Reproduce the following material line for line without changing anything, and leave out the pictures.

--- Exercise materials ---

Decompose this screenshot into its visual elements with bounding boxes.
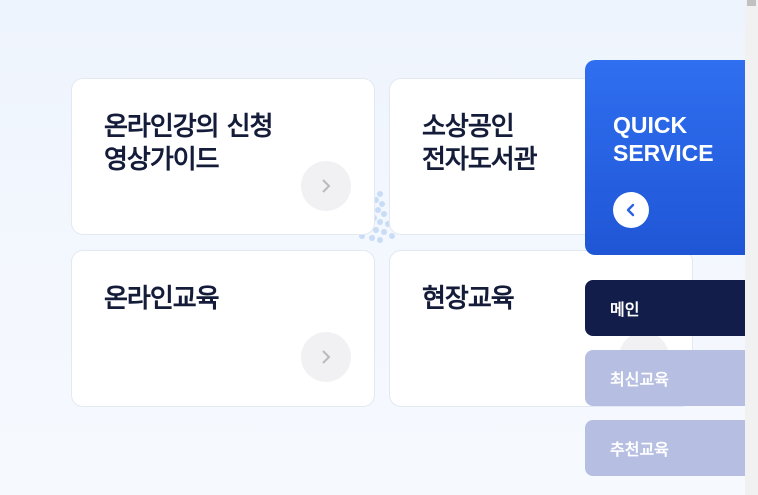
quick-service-toggle-button[interactable] [613,192,649,228]
quick-service-item-latest[interactable]: 최신교육 [585,350,745,406]
card-title: 온라인교육 [104,284,220,314]
quick-service-item-label: 메인 [610,300,640,319]
card-online-lecture-guide[interactable]: 온라인강의 신청 영상가이드 [71,78,375,235]
card-title: 온라인강의 신청 영상가이드 [104,112,273,175]
quick-service-panel: QUICK SERVICE [585,60,745,255]
quick-service-item-recommended[interactable]: 추천교육 [585,420,745,476]
quick-service-title: QUICK SERVICE [613,112,714,166]
chevron-left-icon [626,203,635,217]
card-online-education[interactable]: 온라인교육 [71,250,375,407]
vertical-scrollbar[interactable] [745,0,758,495]
card-title: 소상공인 전자도서관 [422,112,538,175]
quick-service-item-main[interactable]: 메인 [585,280,745,336]
quick-service-item-label: 추천교육 [610,440,669,459]
chevron-right-icon [322,179,331,193]
card-title: 현장교육 [422,284,515,314]
chevron-right-icon [322,350,331,364]
card-arrow-button[interactable] [301,332,351,382]
card-arrow-button[interactable] [301,161,351,211]
scrollbar-thumb[interactable] [747,0,756,6]
quick-service-item-label: 최신교육 [610,370,669,389]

---

Output below:
Decompose this screenshot into its visual elements with bounding boxes.
quick-service-toggle-button[interactable] [613,192,649,228]
quick-service-item-latest[interactable]: 최신교육 [585,350,745,406]
card-title: 온라인교육 [104,284,220,314]
quick-service-item-label: 메인 [610,300,640,319]
card-online-lecture-guide[interactable]: 온라인강의 신청 영상가이드 [71,78,375,235]
card-title: 온라인강의 신청 영상가이드 [104,112,273,175]
quick-service-panel: QUICK SERVICE [585,60,745,255]
quick-service-item-recommended[interactable]: 추천교육 [585,420,745,476]
quick-service-title: QUICK SERVICE [613,112,714,166]
chevron-left-icon [626,203,635,217]
card-online-education[interactable]: 온라인교육 [71,250,375,407]
vertical-scrollbar[interactable] [745,0,758,495]
card-title: 소상공인 전자도서관 [422,112,538,175]
quick-service-item-main[interactable]: 메인 [585,280,745,336]
quick-service-item-label: 추천교육 [610,440,669,459]
chevron-right-icon [322,179,331,193]
card-title: 현장교육 [422,284,515,314]
chevron-right-icon [322,350,331,364]
card-arrow-button[interactable] [301,332,351,382]
card-arrow-button[interactable] [301,161,351,211]
scrollbar-thumb[interactable] [747,0,756,6]
quick-service-item-label: 최신교육 [610,370,669,389]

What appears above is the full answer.